> To do: Repeat each record exactly. Any picture gets left out.

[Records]
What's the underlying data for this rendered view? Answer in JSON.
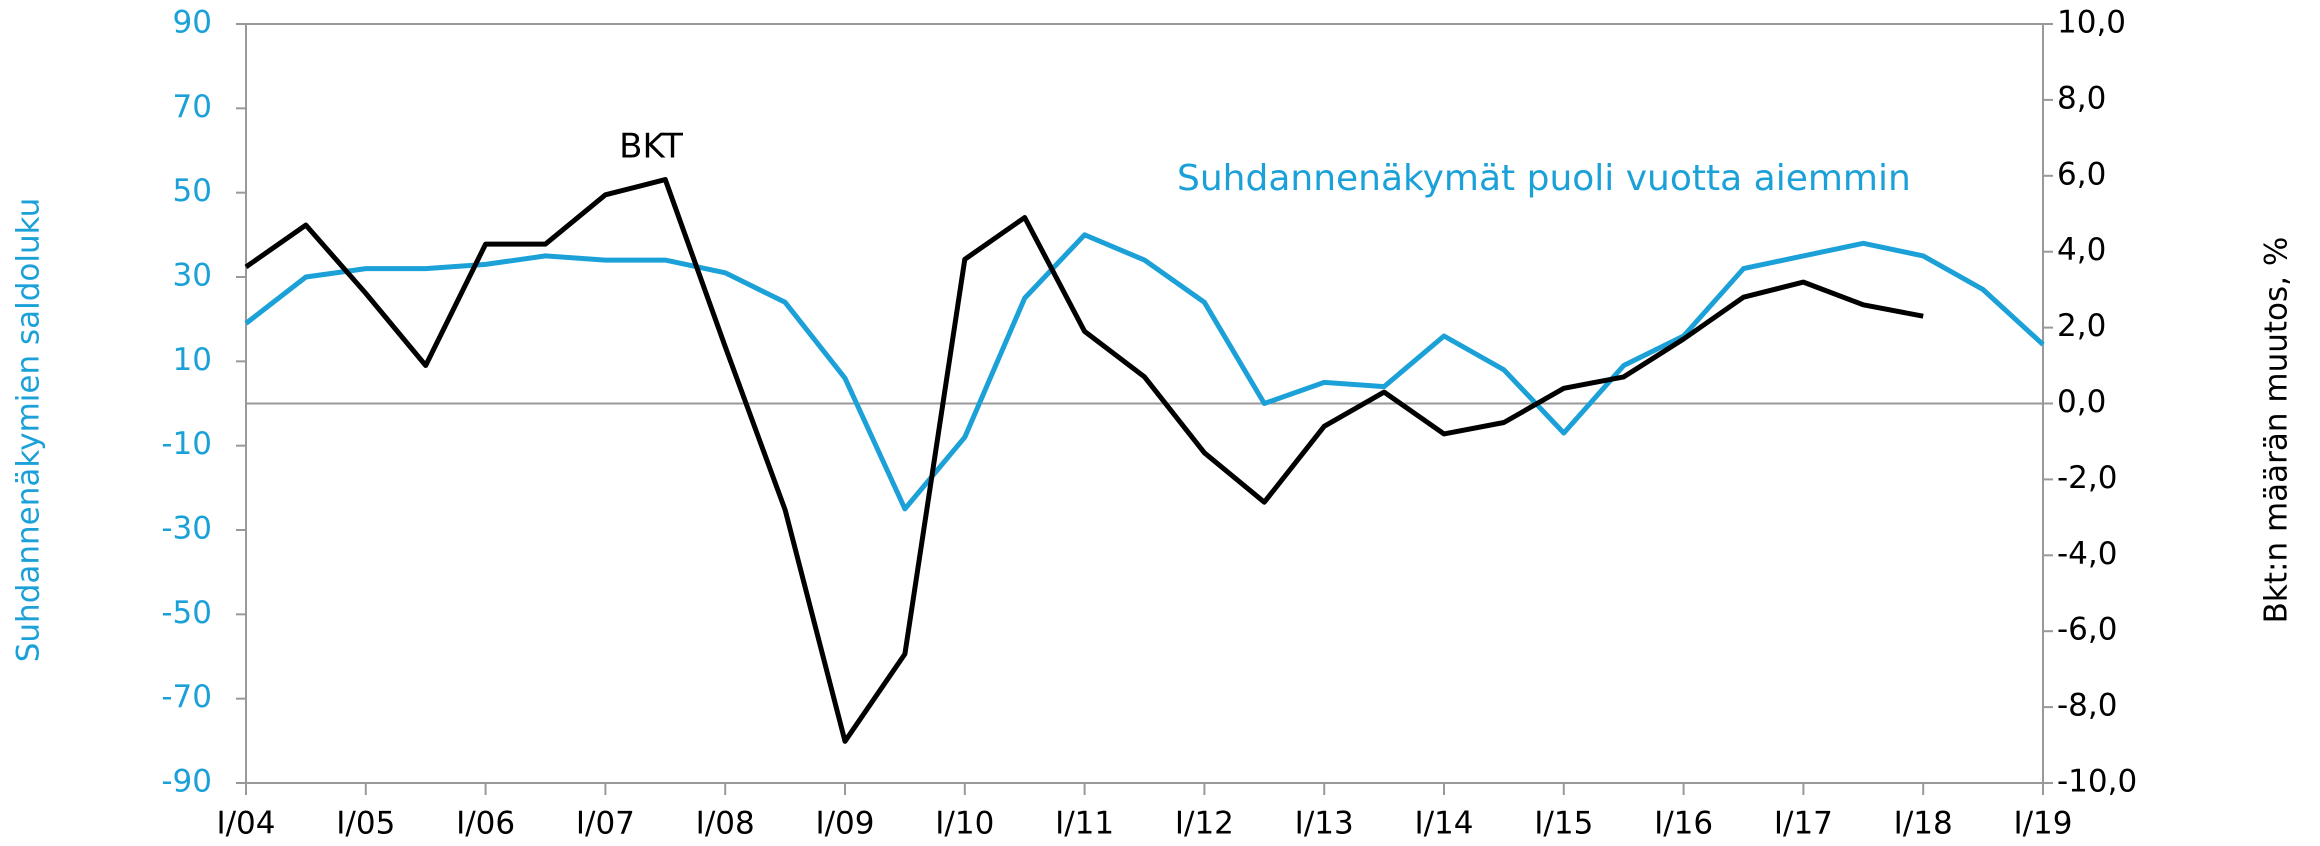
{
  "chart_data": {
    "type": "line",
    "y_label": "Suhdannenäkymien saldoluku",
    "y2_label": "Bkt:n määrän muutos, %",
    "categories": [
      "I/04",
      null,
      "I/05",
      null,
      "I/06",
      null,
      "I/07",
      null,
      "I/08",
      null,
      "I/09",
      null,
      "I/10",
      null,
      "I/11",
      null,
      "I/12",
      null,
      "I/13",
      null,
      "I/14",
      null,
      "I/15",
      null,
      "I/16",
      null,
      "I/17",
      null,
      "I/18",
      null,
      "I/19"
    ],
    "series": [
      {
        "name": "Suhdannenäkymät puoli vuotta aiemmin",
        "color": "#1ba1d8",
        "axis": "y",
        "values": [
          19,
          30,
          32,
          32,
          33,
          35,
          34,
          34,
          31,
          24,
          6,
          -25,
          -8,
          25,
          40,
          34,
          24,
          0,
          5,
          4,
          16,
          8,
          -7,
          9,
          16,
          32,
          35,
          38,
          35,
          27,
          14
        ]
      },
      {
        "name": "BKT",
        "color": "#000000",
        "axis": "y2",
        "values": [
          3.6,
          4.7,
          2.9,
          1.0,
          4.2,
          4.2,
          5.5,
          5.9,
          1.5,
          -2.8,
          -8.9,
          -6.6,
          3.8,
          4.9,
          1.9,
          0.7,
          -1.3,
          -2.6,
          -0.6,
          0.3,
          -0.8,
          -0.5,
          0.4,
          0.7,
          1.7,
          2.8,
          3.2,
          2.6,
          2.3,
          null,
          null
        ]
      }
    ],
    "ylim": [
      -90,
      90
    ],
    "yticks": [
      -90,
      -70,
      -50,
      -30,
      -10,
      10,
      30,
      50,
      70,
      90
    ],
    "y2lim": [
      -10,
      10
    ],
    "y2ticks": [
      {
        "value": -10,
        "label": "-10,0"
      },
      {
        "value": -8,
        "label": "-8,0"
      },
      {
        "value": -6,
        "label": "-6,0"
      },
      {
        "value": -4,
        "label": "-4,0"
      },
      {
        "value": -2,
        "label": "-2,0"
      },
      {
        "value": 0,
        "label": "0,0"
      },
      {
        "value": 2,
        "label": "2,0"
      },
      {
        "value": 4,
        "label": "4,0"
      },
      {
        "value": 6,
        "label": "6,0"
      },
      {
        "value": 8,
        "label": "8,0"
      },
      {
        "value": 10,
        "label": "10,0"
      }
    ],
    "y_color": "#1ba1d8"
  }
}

> Written response:
What's the underlying data for this rendered view? Answer in JSON.
{
  "chart_data": {
    "type": "line",
    "y_label": "Suhdannenäkymien saldoluku",
    "y2_label": "Bkt:n määrän muutos, %",
    "categories": [
      "I/04",
      null,
      "I/05",
      null,
      "I/06",
      null,
      "I/07",
      null,
      "I/08",
      null,
      "I/09",
      null,
      "I/10",
      null,
      "I/11",
      null,
      "I/12",
      null,
      "I/13",
      null,
      "I/14",
      null,
      "I/15",
      null,
      "I/16",
      null,
      "I/17",
      null,
      "I/18",
      null,
      "I/19"
    ],
    "series": [
      {
        "name": "Suhdannenäkymät puoli vuotta aiemmin",
        "color": "#1ba1d8",
        "axis": "y",
        "values": [
          19,
          30,
          32,
          32,
          33,
          35,
          34,
          34,
          31,
          24,
          6,
          -25,
          -8,
          25,
          40,
          34,
          24,
          0,
          5,
          4,
          16,
          8,
          -7,
          9,
          16,
          32,
          35,
          38,
          35,
          27,
          14
        ]
      },
      {
        "name": "BKT",
        "color": "#000000",
        "axis": "y2",
        "values": [
          3.6,
          4.7,
          2.9,
          1.0,
          4.2,
          4.2,
          5.5,
          5.9,
          1.5,
          -2.8,
          -8.9,
          -6.6,
          3.8,
          4.9,
          1.9,
          0.7,
          -1.3,
          -2.6,
          -0.6,
          0.3,
          -0.8,
          -0.5,
          0.4,
          0.7,
          1.7,
          2.8,
          3.2,
          2.6,
          2.3,
          null,
          null
        ]
      }
    ],
    "ylim": [
      -90,
      90
    ],
    "yticks": [
      -90,
      -70,
      -50,
      -30,
      -10,
      10,
      30,
      50,
      70,
      90
    ],
    "y2lim": [
      -10,
      10
    ],
    "y2ticks": [
      {
        "value": -10,
        "label": "-10,0"
      },
      {
        "value": -8,
        "label": "-8,0"
      },
      {
        "value": -6,
        "label": "-6,0"
      },
      {
        "value": -4,
        "label": "-4,0"
      },
      {
        "value": -2,
        "label": "-2,0"
      },
      {
        "value": 0,
        "label": "0,0"
      },
      {
        "value": 2,
        "label": "2,0"
      },
      {
        "value": 4,
        "label": "4,0"
      },
      {
        "value": 6,
        "label": "6,0"
      },
      {
        "value": 8,
        "label": "8,0"
      },
      {
        "value": 10,
        "label": "10,0"
      }
    ],
    "y_color": "#1ba1d8"
  }
}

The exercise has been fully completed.